▶ _EXTRACTED TEXT_:
Many manufactures are often left with "islands of automation". While each contains valuable information gathered over the years, absence of integration prevents the effective use of that information for overall management and coordination of effort toward company objectives.

Large world class organizations have implemented ERP modules, SCM module and CRM modules, but very few have reported real benefits because of inflexibility in systems and limited delegation and visibility in the organizations.

Even today most of organizations have poor customer interface, feedback and redressing systems.

It is now well known realization that sustaining and nourishing existing customer relationships are much cheaper and easy than bagging new business.

6. Satisfy Customer Expectations

The ultimate key to success in any business is to please your customers.

The most successful companies don't just meet customer expectations, they exceed them and beat the competition by setting the bar at a level that makes it difficult if not impossible for others to surpass. Entire chain of processes from prospecting to after sales support should become customer driven (TQM). Your products and services must strive to support customer's vision. Neglect is number one reason for customers to terminate relationships. This has been found in research world over, repeatedly. The Web is your natural ally in making right information available to your customers. It would serve well if the companies have well defined customer feedback and satisfaction surveys and pay attention to small aberrations which hey generally tend to ignore.

▶ _STATED GOAL A_: Translate this sentence from the text on customer satisfaction into Spanish: "The ultimate key to success in any business is to please your customers."
▶ _STATED GOAL B_: Output the portion of the text on customer satisfaction that starts at the words "6. Satisfy Customer" and stops after "tend to ignore.".
▶ _STATED GOAL C_: Write the next part of the text on customer satisfaction, picking up after its final sentence.

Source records
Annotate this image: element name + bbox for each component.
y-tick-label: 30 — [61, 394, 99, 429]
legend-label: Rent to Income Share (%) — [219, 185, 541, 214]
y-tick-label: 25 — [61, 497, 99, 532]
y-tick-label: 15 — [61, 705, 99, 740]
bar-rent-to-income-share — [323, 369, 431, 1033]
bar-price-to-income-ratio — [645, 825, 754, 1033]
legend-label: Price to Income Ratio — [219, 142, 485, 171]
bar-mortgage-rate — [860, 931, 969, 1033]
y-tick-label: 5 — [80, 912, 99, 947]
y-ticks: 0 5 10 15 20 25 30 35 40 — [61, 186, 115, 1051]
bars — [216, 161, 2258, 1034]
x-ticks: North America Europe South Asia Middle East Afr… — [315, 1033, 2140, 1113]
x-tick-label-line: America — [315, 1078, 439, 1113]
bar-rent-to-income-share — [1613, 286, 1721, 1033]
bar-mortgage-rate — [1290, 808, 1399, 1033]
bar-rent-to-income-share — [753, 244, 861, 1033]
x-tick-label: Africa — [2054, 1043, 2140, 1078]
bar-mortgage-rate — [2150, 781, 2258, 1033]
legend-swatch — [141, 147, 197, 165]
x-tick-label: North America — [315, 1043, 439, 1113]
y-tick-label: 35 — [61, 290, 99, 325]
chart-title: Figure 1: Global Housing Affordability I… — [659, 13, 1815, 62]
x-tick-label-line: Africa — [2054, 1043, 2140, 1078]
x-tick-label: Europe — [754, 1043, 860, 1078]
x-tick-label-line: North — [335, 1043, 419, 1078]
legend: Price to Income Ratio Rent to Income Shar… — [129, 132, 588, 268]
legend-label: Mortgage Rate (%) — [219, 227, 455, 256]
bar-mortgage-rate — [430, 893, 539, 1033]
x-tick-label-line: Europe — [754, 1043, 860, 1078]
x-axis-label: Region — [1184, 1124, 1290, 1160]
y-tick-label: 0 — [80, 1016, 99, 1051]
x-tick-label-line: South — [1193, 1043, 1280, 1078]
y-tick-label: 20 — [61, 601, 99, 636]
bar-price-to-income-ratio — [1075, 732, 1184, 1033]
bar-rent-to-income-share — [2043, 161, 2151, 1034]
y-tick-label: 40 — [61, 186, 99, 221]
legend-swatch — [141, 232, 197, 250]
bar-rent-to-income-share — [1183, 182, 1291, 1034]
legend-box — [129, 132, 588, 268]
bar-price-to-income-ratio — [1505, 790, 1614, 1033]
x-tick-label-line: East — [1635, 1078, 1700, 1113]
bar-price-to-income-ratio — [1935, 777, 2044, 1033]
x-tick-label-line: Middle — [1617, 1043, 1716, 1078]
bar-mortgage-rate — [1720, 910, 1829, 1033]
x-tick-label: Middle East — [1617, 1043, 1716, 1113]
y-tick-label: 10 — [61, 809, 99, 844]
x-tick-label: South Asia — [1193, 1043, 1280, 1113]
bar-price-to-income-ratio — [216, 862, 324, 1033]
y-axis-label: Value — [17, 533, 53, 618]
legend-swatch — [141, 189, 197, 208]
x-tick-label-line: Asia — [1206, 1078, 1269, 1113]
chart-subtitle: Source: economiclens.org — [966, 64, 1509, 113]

▶ _EXERCISE RESULT A_: La clave definitiva del éxito en cualquier negocio es complacer a sus clientes.

▶ _EXERCISE RESULT B_:
6. Satisfy Customer Expectations

The ultimate key to success in any business is to please your customers.

The most successful companies don't just meet customer expectations, they exceed them and beat the competition by setting the bar at a level that makes it difficult if not impossible for others to surpass. Entire chain of processes from prospecting to after sales support should become customer driven (TQM). Your products and services must strive to support customer's vision. Neglect is number one reason for customers to terminate relationships. This has been found in research world over, repeatedly. The Web is your natural ally in making right information available to your customers. It would serve well if the companies have well defined customer feedback and satisfaction surveys and pay attention to small aberrations which hey generally tend to ignore.

▶ _EXERCISE RESULT C_:
As Mac Henon once said "Your competitiveness depends upon your ability and willingness to make your customer competitive". When your organization is dealing in industrial products, make sure to incorporate Ingredient Branding or Ingredient marketing that can pull your product through the customer chain to improve your profitability.

Customers change their mind. Some will always change and switch brands and competitors (Markov Chain model), but they should return. Agility is extremely important to meet ever changing product cycles and demand patterns. A solid partnership and collaboration with your customers (Particularly channel partners or key customers in industrial products) will provide you with most reliable advanced information and therefore, the earliest warning of upcoming changes. Strive to be a preferred supplier to your customer. Make them want to do business with you.

Arguably the most important factor of customer service is on-time performance, be it delivery or service. There are two sides to this: Promising a realistic date; then delivering on the promise. At least 98% success in this would catapult you into world class league. It is not difficult, if tried seriously.

Kaizen or continuous improvement into your processes and product design will secure you a position as WCO.

7. Managing Global Operations

You can thank or blame the Internet if you prefer, for opening the markets to products and services almost without regard to time, distance and political boundaries.

Design your products to appeal to international markets. Search for suppliers in other geographies. Understand their local regulations and expectations, import/export processes and requirements. Consider language challenges in labeling, documentation and marketing (Cross Cultural management). The internet is a key tool for joining the global business community and conducting business around the globe. Globalization and e-commerce have changed traditional business behaviors and practices. IF MANUFACTURERS DON'T  EXPAND INTO NEW GEOGRAPHICAL MARKETS THEIR MARKET SHARE IS LIKELY TO SHRINK AS NEW COMPETITORS WILL BE ENETERING THEIR EXISTING TERRITORY AND TARGETING THEIR HISTORICAL CUSTOMERS.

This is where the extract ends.